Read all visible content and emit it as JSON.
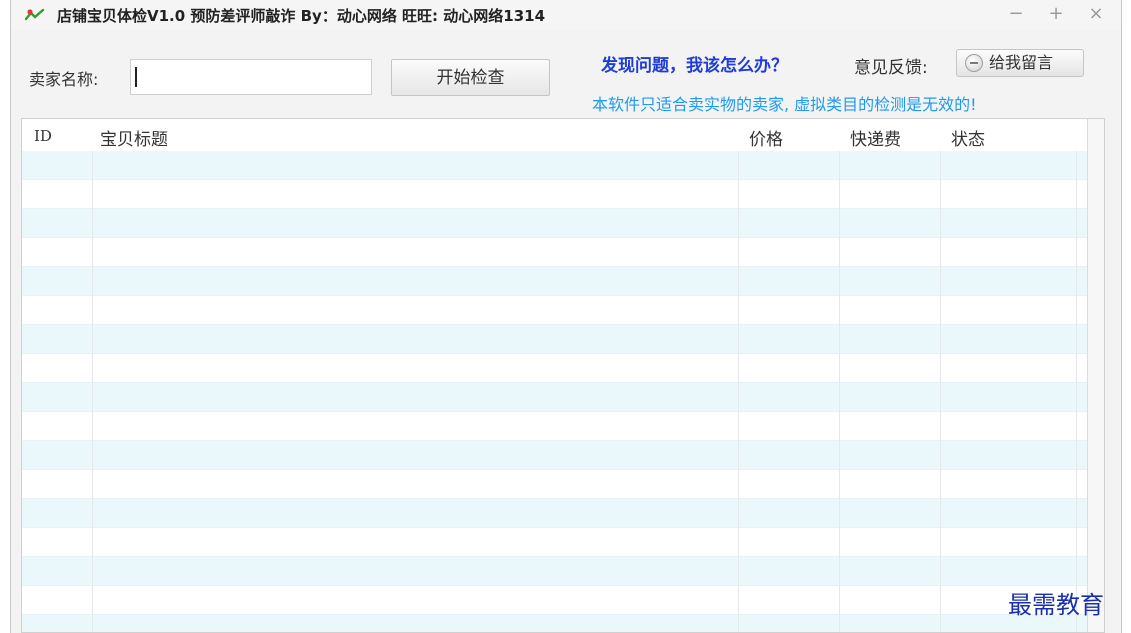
{
  "window": {
    "title": "店铺宝贝体检V1.0  预防差评师敲诈    By：动心网络   旺旺: 动心网络1314",
    "controls": {
      "minimize": "−",
      "maximize": "+",
      "close": "×"
    }
  },
  "toolbar": {
    "seller_label": "卖家名称:",
    "seller_input_value": "",
    "start_button": "开始检查",
    "help_link": "发现问题，我该怎么办？",
    "feedback_label": "意见反馈:",
    "message_button": "给我留言",
    "notice": "本软件只适合卖实物的卖家, 虚拟类目的检测是无效的!"
  },
  "table": {
    "columns": [
      "ID",
      "宝贝标题",
      "价格",
      "快递费",
      "状态"
    ],
    "rows": []
  },
  "watermark": "最需教育"
}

■ STATED TASK ■
Write the records out once more, exactly as they appear, with no pictures.

■ COMPLETE RESPONSE ■
Read all visible content and emit it as JSON.
{
  "window": {
    "title": "店铺宝贝体检V1.0  预防差评师敲诈    By：动心网络   旺旺: 动心网络1314",
    "controls": {
      "minimize": "−",
      "maximize": "+",
      "close": "×"
    }
  },
  "toolbar": {
    "seller_label": "卖家名称:",
    "seller_input_value": "",
    "start_button": "开始检查",
    "help_link": "发现问题，我该怎么办？",
    "feedback_label": "意见反馈:",
    "message_button": "给我留言",
    "notice": "本软件只适合卖实物的卖家, 虚拟类目的检测是无效的!"
  },
  "table": {
    "columns": [
      "ID",
      "宝贝标题",
      "价格",
      "快递费",
      "状态"
    ],
    "rows": []
  },
  "watermark": "最需教育"
}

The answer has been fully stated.